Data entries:
┄┄┄┄┄┄┄┄┄┄

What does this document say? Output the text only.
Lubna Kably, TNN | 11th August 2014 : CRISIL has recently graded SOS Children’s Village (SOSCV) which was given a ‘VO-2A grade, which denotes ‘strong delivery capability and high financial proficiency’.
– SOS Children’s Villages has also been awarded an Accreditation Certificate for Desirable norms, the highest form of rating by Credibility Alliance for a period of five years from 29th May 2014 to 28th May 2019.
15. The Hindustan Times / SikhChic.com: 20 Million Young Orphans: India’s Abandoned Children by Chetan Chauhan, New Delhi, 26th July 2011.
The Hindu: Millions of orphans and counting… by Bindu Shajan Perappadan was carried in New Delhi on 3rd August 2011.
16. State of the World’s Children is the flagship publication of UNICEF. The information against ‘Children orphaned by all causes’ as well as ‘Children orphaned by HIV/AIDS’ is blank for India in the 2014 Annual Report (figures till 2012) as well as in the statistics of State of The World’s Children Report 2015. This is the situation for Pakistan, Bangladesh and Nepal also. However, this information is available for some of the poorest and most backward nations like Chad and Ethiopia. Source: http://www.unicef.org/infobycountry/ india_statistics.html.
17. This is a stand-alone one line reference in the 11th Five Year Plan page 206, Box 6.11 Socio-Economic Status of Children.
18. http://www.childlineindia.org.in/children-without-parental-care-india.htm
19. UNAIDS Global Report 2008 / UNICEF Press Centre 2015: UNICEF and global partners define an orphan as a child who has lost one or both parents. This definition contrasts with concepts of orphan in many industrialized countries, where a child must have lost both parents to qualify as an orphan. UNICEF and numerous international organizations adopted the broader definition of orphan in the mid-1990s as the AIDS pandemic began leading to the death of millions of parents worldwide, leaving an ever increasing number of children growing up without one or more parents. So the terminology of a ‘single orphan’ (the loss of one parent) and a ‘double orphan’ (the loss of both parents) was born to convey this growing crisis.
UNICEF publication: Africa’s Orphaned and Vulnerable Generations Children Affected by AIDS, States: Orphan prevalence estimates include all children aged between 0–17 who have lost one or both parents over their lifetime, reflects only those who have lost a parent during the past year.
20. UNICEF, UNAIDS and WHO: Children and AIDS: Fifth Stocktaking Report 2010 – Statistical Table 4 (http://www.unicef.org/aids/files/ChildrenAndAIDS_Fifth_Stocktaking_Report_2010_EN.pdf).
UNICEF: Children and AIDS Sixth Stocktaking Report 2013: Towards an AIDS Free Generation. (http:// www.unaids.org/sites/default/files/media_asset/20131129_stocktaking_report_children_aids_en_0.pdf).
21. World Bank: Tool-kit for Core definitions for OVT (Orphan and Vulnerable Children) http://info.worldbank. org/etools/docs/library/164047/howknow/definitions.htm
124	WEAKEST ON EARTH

┄┄┄┄┄┄┄┄┄┄

> Exercise:
How many lines in the records hold the string "Delhi"? Reply with the number alone.

> Solution:
2